Information shown:

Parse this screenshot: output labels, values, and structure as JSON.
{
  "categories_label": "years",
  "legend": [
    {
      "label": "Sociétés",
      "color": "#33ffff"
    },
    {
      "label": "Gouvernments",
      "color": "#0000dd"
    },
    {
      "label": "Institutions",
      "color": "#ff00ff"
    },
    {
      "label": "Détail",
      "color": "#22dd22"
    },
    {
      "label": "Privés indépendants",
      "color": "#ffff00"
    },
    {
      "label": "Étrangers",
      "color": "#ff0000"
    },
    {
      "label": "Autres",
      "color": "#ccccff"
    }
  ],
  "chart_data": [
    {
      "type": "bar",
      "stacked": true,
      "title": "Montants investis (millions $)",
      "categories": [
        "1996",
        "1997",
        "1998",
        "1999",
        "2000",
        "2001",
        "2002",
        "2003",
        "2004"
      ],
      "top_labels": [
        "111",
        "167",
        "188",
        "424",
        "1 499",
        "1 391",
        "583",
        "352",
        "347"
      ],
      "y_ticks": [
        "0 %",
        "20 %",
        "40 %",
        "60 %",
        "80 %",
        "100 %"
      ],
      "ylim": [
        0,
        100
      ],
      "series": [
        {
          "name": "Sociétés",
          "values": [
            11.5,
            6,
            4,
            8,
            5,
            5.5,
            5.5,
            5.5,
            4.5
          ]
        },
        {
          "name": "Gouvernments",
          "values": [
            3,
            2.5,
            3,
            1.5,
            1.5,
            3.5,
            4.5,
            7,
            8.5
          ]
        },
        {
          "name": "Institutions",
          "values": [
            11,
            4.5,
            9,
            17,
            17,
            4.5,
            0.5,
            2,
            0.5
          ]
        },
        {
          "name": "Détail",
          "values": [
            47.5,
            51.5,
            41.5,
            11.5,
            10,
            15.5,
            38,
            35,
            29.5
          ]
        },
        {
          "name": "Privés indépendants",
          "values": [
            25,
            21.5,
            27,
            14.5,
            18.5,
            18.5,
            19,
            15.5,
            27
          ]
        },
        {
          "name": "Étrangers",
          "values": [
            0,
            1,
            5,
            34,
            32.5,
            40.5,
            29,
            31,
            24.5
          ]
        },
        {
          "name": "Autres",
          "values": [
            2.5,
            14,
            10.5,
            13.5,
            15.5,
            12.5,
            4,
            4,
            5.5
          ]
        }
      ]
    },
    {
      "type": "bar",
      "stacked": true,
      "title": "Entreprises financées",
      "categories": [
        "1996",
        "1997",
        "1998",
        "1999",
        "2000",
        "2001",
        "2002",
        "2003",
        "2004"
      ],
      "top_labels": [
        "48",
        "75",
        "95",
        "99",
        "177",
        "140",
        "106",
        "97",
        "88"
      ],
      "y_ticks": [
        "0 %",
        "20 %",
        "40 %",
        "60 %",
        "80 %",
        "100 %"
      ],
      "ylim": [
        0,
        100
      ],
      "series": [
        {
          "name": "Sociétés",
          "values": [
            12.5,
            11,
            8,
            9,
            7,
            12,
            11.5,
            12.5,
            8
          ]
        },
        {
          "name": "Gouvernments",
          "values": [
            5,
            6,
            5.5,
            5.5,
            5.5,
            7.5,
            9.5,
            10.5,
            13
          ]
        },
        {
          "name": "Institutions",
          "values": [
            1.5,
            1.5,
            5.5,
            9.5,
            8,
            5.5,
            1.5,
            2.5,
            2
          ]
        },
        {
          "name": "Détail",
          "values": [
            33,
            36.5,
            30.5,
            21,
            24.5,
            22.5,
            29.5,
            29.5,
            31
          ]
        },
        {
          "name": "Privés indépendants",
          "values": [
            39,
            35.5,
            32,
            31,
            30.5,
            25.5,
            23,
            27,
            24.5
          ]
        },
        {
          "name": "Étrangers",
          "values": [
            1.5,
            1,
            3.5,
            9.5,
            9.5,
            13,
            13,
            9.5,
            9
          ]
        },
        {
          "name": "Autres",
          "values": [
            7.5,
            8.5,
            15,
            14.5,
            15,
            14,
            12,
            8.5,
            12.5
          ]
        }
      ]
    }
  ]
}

Task objective: Return the whole listing exactly.

Reply to the task:
Parse this screenshot: output labels, values, and structure as JSON.
{
  "categories_label": "years",
  "legend": [
    {
      "label": "Sociétés",
      "color": "#33ffff"
    },
    {
      "label": "Gouvernments",
      "color": "#0000dd"
    },
    {
      "label": "Institutions",
      "color": "#ff00ff"
    },
    {
      "label": "Détail",
      "color": "#22dd22"
    },
    {
      "label": "Privés indépendants",
      "color": "#ffff00"
    },
    {
      "label": "Étrangers",
      "color": "#ff0000"
    },
    {
      "label": "Autres",
      "color": "#ccccff"
    }
  ],
  "chart_data": [
    {
      "type": "bar",
      "stacked": true,
      "title": "Montants investis (millions $)",
      "categories": [
        "1996",
        "1997",
        "1998",
        "1999",
        "2000",
        "2001",
        "2002",
        "2003",
        "2004"
      ],
      "top_labels": [
        "111",
        "167",
        "188",
        "424",
        "1 499",
        "1 391",
        "583",
        "352",
        "347"
      ],
      "y_ticks": [
        "0 %",
        "20 %",
        "40 %",
        "60 %",
        "80 %",
        "100 %"
      ],
      "ylim": [
        0,
        100
      ],
      "series": [
        {
          "name": "Sociétés",
          "values": [
            11.5,
            6,
            4,
            8,
            5,
            5.5,
            5.5,
            5.5,
            4.5
          ]
        },
        {
          "name": "Gouvernments",
          "values": [
            3,
            2.5,
            3,
            1.5,
            1.5,
            3.5,
            4.5,
            7,
            8.5
          ]
        },
        {
          "name": "Institutions",
          "values": [
            11,
            4.5,
            9,
            17,
            17,
            4.5,
            0.5,
            2,
            0.5
          ]
        },
        {
          "name": "Détail",
          "values": [
            47.5,
            51.5,
            41.5,
            11.5,
            10,
            15.5,
            38,
            35,
            29.5
          ]
        },
        {
          "name": "Privés indépendants",
          "values": [
            25,
            21.5,
            27,
            14.5,
            18.5,
            18.5,
            19,
            15.5,
            27
          ]
        },
        {
          "name": "Étrangers",
          "values": [
            0,
            1,
            5,
            34,
            32.5,
            40.5,
            29,
            31,
            24.5
          ]
        },
        {
          "name": "Autres",
          "values": [
            2.5,
            14,
            10.5,
            13.5,
            15.5,
            12.5,
            4,
            4,
            5.5
          ]
        }
      ]
    },
    {
      "type": "bar",
      "stacked": true,
      "title": "Entreprises financées",
      "categories": [
        "1996",
        "1997",
        "1998",
        "1999",
        "2000",
        "2001",
        "2002",
        "2003",
        "2004"
      ],
      "top_labels": [
        "48",
        "75",
        "95",
        "99",
        "177",
        "140",
        "106",
        "97",
        "88"
      ],
      "y_ticks": [
        "0 %",
        "20 %",
        "40 %",
        "60 %",
        "80 %",
        "100 %"
      ],
      "ylim": [
        0,
        100
      ],
      "series": [
        {
          "name": "Sociétés",
          "values": [
            12.5,
            11,
            8,
            9,
            7,
            12,
            11.5,
            12.5,
            8
          ]
        },
        {
          "name": "Gouvernments",
          "values": [
            5,
            6,
            5.5,
            5.5,
            5.5,
            7.5,
            9.5,
            10.5,
            13
          ]
        },
        {
          "name": "Institutions",
          "values": [
            1.5,
            1.5,
            5.5,
            9.5,
            8,
            5.5,
            1.5,
            2.5,
            2
          ]
        },
        {
          "name": "Détail",
          "values": [
            33,
            36.5,
            30.5,
            21,
            24.5,
            22.5,
            29.5,
            29.5,
            31
          ]
        },
        {
          "name": "Privés indépendants",
          "values": [
            39,
            35.5,
            32,
            31,
            30.5,
            25.5,
            23,
            27,
            24.5
          ]
        },
        {
          "name": "Étrangers",
          "values": [
            1.5,
            1,
            3.5,
            9.5,
            9.5,
            13,
            13,
            9.5,
            9
          ]
        },
        {
          "name": "Autres",
          "values": [
            7.5,
            8.5,
            15,
            14.5,
            15,
            14,
            12,
            8.5,
            12.5
          ]
        }
      ]
    }
  ]
}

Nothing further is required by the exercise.